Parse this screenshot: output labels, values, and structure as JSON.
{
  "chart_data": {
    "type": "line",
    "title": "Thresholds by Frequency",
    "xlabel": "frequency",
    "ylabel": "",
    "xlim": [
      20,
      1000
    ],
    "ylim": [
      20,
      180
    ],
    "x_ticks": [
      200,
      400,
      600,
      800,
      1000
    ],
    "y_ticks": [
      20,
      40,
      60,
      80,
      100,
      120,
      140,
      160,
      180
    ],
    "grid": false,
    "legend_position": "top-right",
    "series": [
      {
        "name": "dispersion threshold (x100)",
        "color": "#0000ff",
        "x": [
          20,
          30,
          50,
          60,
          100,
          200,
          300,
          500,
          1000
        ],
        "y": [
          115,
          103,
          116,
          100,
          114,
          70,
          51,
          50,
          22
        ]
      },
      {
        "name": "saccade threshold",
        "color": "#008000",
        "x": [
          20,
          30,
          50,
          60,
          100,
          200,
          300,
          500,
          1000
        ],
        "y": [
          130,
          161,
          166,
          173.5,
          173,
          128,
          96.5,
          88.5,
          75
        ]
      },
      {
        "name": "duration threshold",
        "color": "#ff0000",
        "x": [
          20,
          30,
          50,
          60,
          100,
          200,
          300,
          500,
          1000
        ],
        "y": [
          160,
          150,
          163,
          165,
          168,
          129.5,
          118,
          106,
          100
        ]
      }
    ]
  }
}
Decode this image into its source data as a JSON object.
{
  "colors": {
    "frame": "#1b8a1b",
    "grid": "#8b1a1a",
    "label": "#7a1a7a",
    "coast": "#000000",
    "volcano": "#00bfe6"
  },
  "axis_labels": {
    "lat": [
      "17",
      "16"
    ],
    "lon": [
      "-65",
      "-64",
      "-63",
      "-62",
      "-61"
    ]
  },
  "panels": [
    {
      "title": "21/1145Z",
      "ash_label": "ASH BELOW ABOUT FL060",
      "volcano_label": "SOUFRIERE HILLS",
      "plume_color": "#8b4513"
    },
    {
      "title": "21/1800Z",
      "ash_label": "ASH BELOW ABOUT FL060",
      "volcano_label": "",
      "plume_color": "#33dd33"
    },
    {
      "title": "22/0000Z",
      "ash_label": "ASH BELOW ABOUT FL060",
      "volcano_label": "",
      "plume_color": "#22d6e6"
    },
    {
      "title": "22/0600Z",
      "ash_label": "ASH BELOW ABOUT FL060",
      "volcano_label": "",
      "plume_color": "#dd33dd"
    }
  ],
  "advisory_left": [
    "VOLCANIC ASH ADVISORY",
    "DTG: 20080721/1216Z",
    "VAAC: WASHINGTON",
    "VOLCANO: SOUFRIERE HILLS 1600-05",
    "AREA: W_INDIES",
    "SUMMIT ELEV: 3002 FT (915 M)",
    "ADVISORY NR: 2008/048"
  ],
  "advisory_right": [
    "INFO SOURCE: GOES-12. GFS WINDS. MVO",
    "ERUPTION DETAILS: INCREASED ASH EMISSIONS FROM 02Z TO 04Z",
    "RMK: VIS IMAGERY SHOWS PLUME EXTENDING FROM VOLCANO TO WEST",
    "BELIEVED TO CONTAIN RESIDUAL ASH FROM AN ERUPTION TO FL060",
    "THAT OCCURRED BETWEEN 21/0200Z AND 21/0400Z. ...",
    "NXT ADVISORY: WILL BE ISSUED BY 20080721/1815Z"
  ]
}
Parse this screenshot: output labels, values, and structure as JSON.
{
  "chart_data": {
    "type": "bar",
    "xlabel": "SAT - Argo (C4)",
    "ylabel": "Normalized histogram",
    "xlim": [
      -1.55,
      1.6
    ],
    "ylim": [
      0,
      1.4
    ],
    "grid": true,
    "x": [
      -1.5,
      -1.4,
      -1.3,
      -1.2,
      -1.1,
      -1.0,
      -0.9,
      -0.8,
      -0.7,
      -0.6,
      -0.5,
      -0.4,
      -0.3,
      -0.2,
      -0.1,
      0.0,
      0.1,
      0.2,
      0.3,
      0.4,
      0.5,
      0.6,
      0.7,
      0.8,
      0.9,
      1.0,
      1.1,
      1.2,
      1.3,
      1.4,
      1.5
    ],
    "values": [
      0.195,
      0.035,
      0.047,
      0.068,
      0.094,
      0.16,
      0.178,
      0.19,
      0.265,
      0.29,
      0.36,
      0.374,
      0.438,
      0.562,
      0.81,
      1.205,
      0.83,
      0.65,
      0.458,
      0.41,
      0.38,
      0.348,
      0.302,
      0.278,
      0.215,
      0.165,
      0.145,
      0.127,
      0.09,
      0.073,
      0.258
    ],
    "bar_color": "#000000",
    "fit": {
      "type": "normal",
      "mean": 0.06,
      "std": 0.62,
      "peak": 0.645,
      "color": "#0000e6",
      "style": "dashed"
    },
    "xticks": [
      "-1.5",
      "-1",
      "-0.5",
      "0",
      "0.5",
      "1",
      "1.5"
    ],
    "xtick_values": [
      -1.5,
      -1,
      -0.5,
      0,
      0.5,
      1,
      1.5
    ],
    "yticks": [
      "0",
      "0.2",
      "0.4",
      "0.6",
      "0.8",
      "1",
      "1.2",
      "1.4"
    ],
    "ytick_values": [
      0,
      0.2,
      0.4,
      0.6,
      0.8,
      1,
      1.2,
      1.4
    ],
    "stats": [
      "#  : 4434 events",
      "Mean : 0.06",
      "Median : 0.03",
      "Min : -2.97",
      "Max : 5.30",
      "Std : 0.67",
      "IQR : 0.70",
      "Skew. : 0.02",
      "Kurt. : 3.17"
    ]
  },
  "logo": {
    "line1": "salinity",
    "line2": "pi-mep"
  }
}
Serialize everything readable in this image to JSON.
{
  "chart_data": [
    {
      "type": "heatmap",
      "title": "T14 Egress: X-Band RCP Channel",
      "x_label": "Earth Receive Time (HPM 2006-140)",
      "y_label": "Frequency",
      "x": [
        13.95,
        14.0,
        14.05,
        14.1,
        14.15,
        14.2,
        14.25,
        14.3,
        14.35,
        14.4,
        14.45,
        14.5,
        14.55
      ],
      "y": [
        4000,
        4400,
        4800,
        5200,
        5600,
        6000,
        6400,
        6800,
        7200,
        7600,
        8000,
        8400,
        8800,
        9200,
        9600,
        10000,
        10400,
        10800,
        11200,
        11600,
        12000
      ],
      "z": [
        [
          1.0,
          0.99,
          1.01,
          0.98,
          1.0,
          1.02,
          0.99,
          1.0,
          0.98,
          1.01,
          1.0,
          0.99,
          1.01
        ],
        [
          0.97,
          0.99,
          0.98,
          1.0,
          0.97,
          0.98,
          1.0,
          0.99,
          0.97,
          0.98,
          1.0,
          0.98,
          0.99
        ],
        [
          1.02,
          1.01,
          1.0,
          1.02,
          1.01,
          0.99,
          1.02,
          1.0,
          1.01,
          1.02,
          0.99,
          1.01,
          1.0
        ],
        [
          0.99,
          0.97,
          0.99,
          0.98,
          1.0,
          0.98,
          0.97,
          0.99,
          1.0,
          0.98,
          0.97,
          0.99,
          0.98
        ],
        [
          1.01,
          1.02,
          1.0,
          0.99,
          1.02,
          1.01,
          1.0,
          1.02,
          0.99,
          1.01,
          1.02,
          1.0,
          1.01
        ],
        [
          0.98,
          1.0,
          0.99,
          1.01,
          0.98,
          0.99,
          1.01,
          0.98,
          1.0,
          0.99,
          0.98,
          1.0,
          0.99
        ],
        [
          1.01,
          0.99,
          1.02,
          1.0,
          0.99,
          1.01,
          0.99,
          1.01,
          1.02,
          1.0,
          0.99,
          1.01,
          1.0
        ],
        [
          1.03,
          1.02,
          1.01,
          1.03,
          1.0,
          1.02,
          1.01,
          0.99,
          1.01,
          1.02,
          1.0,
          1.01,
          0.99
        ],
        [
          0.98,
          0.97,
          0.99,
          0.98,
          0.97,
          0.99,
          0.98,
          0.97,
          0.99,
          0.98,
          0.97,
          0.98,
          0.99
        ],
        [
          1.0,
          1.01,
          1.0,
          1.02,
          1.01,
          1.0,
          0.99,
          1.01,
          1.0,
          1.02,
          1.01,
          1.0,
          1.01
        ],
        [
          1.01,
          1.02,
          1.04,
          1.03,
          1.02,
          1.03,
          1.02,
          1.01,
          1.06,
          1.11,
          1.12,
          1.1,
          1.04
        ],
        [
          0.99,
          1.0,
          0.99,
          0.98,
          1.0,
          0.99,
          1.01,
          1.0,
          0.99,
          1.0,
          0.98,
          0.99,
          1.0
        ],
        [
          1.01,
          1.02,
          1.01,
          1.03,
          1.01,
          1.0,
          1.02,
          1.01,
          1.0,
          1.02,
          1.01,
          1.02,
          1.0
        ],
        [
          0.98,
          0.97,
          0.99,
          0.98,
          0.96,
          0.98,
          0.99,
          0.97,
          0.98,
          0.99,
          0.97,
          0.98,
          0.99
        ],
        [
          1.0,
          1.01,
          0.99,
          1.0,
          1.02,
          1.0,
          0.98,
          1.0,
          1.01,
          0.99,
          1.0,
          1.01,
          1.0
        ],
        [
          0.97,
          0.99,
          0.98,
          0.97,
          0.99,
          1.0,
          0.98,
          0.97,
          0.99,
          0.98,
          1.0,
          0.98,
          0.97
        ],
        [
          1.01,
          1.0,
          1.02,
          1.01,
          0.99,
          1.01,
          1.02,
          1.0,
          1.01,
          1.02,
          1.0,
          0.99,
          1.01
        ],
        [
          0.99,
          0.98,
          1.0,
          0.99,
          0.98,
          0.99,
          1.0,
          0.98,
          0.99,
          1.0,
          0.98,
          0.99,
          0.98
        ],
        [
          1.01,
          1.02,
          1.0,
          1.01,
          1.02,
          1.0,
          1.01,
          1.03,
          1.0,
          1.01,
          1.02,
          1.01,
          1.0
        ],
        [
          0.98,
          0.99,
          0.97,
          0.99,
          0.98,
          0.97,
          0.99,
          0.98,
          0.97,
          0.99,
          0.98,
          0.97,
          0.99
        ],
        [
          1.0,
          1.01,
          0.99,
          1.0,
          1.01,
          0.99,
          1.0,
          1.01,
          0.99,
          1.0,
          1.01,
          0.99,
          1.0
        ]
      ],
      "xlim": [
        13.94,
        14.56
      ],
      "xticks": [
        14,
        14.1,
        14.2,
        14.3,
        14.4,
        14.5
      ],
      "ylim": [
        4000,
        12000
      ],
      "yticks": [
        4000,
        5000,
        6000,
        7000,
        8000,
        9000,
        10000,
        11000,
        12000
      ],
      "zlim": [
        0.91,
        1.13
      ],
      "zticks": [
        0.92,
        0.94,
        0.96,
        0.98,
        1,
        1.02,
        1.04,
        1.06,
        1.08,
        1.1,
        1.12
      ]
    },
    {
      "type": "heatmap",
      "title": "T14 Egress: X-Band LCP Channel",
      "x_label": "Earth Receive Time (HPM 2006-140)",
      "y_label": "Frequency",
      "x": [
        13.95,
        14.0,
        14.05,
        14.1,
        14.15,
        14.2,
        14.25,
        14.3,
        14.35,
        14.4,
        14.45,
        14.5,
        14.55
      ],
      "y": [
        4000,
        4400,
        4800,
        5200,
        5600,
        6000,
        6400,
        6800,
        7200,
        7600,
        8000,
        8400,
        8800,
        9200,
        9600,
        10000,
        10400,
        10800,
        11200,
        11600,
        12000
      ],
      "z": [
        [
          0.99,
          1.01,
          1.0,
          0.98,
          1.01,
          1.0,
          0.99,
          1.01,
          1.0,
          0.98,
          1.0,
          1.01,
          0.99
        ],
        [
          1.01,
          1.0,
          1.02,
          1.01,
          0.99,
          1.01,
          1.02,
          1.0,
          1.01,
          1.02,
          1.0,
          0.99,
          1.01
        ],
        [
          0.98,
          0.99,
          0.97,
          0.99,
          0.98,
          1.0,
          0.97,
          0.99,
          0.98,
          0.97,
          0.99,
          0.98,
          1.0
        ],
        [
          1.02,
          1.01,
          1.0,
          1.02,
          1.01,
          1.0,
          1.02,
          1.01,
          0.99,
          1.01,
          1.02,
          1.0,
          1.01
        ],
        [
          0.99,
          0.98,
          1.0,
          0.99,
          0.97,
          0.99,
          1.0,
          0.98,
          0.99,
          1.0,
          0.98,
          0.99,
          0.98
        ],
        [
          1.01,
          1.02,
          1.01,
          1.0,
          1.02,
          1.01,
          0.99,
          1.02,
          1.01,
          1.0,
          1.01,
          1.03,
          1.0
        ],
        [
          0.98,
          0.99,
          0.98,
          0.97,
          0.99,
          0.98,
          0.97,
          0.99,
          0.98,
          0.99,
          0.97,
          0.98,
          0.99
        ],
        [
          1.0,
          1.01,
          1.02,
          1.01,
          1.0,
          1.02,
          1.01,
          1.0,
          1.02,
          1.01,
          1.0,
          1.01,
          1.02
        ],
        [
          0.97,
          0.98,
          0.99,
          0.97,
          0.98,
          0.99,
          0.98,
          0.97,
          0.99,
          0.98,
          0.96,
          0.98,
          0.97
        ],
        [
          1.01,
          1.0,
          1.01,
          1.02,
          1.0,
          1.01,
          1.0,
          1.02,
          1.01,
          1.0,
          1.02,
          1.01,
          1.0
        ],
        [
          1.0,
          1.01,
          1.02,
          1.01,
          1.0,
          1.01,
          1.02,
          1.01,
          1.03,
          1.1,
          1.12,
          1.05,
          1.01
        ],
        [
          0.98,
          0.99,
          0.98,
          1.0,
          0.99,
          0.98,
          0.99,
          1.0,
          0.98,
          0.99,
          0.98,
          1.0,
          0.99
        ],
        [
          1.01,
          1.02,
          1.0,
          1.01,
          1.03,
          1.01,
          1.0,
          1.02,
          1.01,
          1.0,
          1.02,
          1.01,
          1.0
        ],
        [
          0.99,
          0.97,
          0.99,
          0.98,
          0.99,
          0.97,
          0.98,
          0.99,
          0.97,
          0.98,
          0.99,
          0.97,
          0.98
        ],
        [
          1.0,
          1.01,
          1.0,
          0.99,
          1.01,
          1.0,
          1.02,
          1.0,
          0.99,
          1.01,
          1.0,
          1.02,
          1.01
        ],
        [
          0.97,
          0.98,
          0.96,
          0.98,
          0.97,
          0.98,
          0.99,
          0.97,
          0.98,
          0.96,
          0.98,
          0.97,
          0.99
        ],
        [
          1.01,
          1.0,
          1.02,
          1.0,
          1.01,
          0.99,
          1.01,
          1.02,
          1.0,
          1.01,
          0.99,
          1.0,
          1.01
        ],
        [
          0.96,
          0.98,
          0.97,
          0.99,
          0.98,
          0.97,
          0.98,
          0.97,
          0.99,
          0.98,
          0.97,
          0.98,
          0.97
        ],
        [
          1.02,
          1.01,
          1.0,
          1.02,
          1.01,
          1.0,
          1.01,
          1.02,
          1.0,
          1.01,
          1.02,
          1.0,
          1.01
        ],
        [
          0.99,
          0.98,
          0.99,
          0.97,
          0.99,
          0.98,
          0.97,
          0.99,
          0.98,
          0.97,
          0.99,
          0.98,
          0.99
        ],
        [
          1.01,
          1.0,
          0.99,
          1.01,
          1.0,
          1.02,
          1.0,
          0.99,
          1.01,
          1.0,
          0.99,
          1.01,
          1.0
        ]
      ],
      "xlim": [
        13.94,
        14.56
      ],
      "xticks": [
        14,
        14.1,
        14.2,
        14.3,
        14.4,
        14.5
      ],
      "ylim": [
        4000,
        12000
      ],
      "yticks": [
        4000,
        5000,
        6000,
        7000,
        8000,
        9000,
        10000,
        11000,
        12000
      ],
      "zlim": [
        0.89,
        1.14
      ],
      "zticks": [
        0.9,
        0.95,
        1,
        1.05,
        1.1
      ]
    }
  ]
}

● ● ●

### Work to be completed
Report how many lines of the listing hold the word "ERUPTION", with nothing but the number.

### Expected answer
2